Problem to work on.
Copy out every record below with complete accuracy.

Data shown.
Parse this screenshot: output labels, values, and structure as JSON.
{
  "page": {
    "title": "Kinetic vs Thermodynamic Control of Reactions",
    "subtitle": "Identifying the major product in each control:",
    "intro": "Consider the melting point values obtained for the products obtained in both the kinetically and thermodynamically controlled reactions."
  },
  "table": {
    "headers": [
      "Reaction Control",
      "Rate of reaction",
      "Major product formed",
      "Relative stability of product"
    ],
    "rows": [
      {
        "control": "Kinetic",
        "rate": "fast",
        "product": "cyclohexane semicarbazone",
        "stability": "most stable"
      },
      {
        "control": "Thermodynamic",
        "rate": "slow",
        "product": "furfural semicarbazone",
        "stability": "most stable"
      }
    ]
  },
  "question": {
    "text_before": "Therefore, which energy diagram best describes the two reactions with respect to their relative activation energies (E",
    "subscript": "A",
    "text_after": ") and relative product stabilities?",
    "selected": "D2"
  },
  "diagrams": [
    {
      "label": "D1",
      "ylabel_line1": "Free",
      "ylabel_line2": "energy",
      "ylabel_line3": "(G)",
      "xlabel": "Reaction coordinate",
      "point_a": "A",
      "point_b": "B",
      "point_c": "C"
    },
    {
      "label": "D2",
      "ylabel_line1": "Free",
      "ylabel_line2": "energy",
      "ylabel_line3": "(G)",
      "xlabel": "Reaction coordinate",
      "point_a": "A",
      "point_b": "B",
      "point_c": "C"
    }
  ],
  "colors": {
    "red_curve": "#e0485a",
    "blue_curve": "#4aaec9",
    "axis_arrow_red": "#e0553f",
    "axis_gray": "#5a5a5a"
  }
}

Task response.
Parse this screenshot: output labels, values, and structure as JSON.
{
  "page": {
    "title": "Kinetic vs Thermodynamic Control of Reactions",
    "subtitle": "Identifying the major product in each control:",
    "intro": "Consider the melting point values obtained for the products obtained in both the kinetically and thermodynamically controlled reactions."
  },
  "table": {
    "headers": [
      "Reaction Control",
      "Rate of reaction",
      "Major product formed",
      "Relative stability of product"
    ],
    "rows": [
      {
        "control": "Kinetic",
        "rate": "fast",
        "product": "cyclohexane semicarbazone",
        "stability": "most stable"
      },
      {
        "control": "Thermodynamic",
        "rate": "slow",
        "product": "furfural semicarbazone",
        "stability": "most stable"
      }
    ]
  },
  "question": {
    "text_before": "Therefore, which energy diagram best describes the two reactions with respect to their relative activation energies (E",
    "subscript": "A",
    "text_after": ") and relative product stabilities?",
    "selected": "D2"
  },
  "diagrams": [
    {
      "label": "D1",
      "ylabel_line1": "Free",
      "ylabel_line2": "energy",
      "ylabel_line3": "(G)",
      "xlabel": "Reaction coordinate",
      "point_a": "A",
      "point_b": "B",
      "point_c": "C"
    },
    {
      "label": "D2",
      "ylabel_line1": "Free",
      "ylabel_line2": "energy",
      "ylabel_line3": "(G)",
      "xlabel": "Reaction coordinate",
      "point_a": "A",
      "point_b": "B",
      "point_c": "C"
    }
  ],
  "colors": {
    "red_curve": "#e0485a",
    "blue_curve": "#4aaec9",
    "axis_arrow_red": "#e0553f",
    "axis_gray": "#5a5a5a"
  }
}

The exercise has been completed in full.